The entire listing is to be repeated verbatim.

··· Provided records ···

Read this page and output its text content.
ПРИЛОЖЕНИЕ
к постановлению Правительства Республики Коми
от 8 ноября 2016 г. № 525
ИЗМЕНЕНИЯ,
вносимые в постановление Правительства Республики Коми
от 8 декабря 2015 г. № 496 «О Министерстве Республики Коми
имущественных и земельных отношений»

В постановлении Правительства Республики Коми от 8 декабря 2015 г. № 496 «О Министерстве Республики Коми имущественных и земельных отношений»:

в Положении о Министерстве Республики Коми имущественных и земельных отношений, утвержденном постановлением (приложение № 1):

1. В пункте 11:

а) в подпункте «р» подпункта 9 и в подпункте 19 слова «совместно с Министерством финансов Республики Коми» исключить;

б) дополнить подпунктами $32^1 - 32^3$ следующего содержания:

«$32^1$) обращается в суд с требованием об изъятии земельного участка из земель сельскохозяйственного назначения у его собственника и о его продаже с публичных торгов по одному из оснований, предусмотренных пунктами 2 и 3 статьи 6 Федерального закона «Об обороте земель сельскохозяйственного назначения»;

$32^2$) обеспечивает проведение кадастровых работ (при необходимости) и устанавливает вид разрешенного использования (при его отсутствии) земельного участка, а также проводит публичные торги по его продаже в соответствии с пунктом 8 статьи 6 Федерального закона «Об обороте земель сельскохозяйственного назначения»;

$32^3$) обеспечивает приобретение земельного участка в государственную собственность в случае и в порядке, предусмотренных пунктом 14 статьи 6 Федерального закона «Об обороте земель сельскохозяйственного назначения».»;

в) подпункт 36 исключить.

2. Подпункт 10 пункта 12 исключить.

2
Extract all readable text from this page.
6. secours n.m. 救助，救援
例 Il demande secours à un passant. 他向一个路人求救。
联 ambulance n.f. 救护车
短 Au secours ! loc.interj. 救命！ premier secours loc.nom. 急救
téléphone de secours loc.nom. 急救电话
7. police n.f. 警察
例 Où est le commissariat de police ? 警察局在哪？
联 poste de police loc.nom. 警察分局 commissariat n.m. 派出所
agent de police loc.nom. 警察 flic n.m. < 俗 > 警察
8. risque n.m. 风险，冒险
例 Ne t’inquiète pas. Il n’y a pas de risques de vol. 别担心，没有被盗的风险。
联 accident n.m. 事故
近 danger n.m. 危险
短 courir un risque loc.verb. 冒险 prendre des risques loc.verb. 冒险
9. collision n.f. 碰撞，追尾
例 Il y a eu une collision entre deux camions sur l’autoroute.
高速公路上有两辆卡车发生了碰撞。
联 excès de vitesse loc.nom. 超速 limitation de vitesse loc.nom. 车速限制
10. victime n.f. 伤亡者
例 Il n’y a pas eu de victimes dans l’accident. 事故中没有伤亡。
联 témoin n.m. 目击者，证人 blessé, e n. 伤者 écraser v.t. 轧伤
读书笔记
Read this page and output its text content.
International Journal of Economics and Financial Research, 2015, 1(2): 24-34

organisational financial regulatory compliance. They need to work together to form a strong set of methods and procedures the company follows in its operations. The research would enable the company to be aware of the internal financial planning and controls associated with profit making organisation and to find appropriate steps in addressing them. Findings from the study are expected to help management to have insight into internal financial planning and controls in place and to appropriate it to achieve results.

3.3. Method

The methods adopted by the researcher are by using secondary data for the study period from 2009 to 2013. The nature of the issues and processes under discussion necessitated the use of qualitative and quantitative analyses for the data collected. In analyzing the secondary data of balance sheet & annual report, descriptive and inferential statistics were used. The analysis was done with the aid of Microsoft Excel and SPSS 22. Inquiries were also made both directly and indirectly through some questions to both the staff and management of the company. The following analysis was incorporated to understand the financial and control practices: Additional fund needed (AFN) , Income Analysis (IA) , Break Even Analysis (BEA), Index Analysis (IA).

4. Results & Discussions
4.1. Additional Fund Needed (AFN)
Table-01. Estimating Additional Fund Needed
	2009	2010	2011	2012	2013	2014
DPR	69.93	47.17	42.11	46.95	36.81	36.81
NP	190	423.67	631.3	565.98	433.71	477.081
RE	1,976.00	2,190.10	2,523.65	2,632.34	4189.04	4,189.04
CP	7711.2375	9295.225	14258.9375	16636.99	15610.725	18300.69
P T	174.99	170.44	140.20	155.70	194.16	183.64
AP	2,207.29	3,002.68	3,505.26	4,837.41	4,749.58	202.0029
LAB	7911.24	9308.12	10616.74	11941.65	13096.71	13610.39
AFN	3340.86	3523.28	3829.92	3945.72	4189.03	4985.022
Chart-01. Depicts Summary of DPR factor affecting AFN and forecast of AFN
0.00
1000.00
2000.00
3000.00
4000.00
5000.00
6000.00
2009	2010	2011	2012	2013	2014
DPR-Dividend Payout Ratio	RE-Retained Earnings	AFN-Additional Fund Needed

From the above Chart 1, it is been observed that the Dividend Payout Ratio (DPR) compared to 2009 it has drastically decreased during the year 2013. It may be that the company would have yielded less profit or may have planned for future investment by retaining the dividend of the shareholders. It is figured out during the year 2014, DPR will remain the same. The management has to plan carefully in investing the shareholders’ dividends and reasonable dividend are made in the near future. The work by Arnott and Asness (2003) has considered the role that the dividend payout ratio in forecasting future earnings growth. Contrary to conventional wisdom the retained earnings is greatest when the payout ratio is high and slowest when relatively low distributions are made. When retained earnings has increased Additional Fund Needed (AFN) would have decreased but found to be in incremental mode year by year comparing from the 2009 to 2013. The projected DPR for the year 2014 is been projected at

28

···

— Exercise response —
Read this page and output its text content.
ПРИЛОЖЕНИЕ
к постановлению Правительства Республики Коми
от 8 ноября 2016 г. № 525
ИЗМЕНЕНИЯ,
вносимые в постановление Правительства Республики Коми
от 8 декабря 2015 г. № 496 «О Министерстве Республики Коми
имущественных и земельных отношений»

В постановлении Правительства Республики Коми от 8 декабря 2015 г. № 496 «О Министерстве Республики Коми имущественных и земельных отношений»:

в Положении о Министерстве Республики Коми имущественных и земельных отношений, утвержденном постановлением (приложение № 1):

1. В пункте 11:

а) в подпункте «р» подпункта 9 и в подпункте 19 слова «совместно с Министерством финансов Республики Коми» исключить;

б) дополнить подпунктами $32^1 - 32^3$ следующего содержания:

«$32^1$) обращается в суд с требованием об изъятии земельного участка из земель сельскохозяйственного назначения у его собственника и о его продаже с публичных торгов по одному из оснований, предусмотренных пунктами 2 и 3 статьи 6 Федерального закона «Об обороте земель сельскохозяйственного назначения»;

$32^2$) обеспечивает проведение кадастровых работ (при необходимости) и устанавливает вид разрешенного использования (при его отсутствии) земельного участка, а также проводит публичные торги по его продаже в соответствии с пунктом 8 статьи 6 Федерального закона «Об обороте земель сельскохозяйственного назначения»;

$32^3$) обеспечивает приобретение земельного участка в государственную собственность в случае и в порядке, предусмотренных пунктом 14 статьи 6 Федерального закона «Об обороте земель сельскохозяйственного назначения».»;

в) подпункт 36 исключить.

2. Подпункт 10 пункта 12 исключить.

2
Extract all readable text from this page.
6. secours n.m. 救助，救援
例 Il demande secours à un passant. 他向一个路人求救。
联 ambulance n.f. 救护车
短 Au secours ! loc.interj. 救命！ premier secours loc.nom. 急救
téléphone de secours loc.nom. 急救电话
7. police n.f. 警察
例 Où est le commissariat de police ? 警察局在哪？
联 poste de police loc.nom. 警察分局 commissariat n.m. 派出所
agent de police loc.nom. 警察 flic n.m. < 俗 > 警察
8. risque n.m. 风险，冒险
例 Ne t’inquiète pas. Il n’y a pas de risques de vol. 别担心，没有被盗的风险。
联 accident n.m. 事故
近 danger n.m. 危险
短 courir un risque loc.verb. 冒险 prendre des risques loc.verb. 冒险
9. collision n.f. 碰撞，追尾
例 Il y a eu une collision entre deux camions sur l’autoroute.
高速公路上有两辆卡车发生了碰撞。
联 excès de vitesse loc.nom. 超速 limitation de vitesse loc.nom. 车速限制
10. victime n.f. 伤亡者
例 Il n’y a pas eu de victimes dans l’accident. 事故中没有伤亡。
联 témoin n.m. 目击者，证人 blessé, e n. 伤者 écraser v.t. 轧伤
读书笔记
Read this page and output its text content.
International Journal of Economics and Financial Research, 2015, 1(2): 24-34

organisational financial regulatory compliance. They need to work together to form a strong set of methods and procedures the company follows in its operations. The research would enable the company to be aware of the internal financial planning and controls associated with profit making organisation and to find appropriate steps in addressing them. Findings from the study are expected to help management to have insight into internal financial planning and controls in place and to appropriate it to achieve results.

3.3. Method

The methods adopted by the researcher are by using secondary data for the study period from 2009 to 2013. The nature of the issues and processes under discussion necessitated the use of qualitative and quantitative analyses for the data collected. In analyzing the secondary data of balance sheet & annual report, descriptive and inferential statistics were used. The analysis was done with the aid of Microsoft Excel and SPSS 22. Inquiries were also made both directly and indirectly through some questions to both the staff and management of the company. The following analysis was incorporated to understand the financial and control practices: Additional fund needed (AFN) , Income Analysis (IA) , Break Even Analysis (BEA), Index Analysis (IA).

4. Results & Discussions
4.1. Additional Fund Needed (AFN)
Table-01. Estimating Additional Fund Needed
	2009	2010	2011	2012	2013	2014
DPR	69.93	47.17	42.11	46.95	36.81	36.81
NP	190	423.67	631.3	565.98	433.71	477.081
RE	1,976.00	2,190.10	2,523.65	2,632.34	4189.04	4,189.04
CP	7711.2375	9295.225	14258.9375	16636.99	15610.725	18300.69
P T	174.99	170.44	140.20	155.70	194.16	183.64
AP	2,207.29	3,002.68	3,505.26	4,837.41	4,749.58	202.0029
LAB	7911.24	9308.12	10616.74	11941.65	13096.71	13610.39
AFN	3340.86	3523.28	3829.92	3945.72	4189.03	4985.022
Chart-01. Depicts Summary of DPR factor affecting AFN and forecast of AFN
0.00
1000.00
2000.00
3000.00
4000.00
5000.00
6000.00
2009	2010	2011	2012	2013	2014
DPR-Dividend Payout Ratio	RE-Retained Earnings	AFN-Additional Fund Needed

From the above Chart 1, it is been observed that the Dividend Payout Ratio (DPR) compared to 2009 it has drastically decreased during the year 2013. It may be that the company would have yielded less profit or may have planned for future investment by retaining the dividend of the shareholders. It is figured out during the year 2014, DPR will remain the same. The management has to plan carefully in investing the shareholders’ dividends and reasonable dividend are made in the near future. The work by Arnott and Asness (2003) has considered the role that the dividend payout ratio in forecasting future earnings growth. Contrary to conventional wisdom the retained earnings is greatest when the payout ratio is high and slowest when relatively low distributions are made. When retained earnings has increased Additional Fund Needed (AFN) would have decreased but found to be in incremental mode year by year comparing from the 2009 to 2013. The projected DPR for the year 2014 is been projected at

28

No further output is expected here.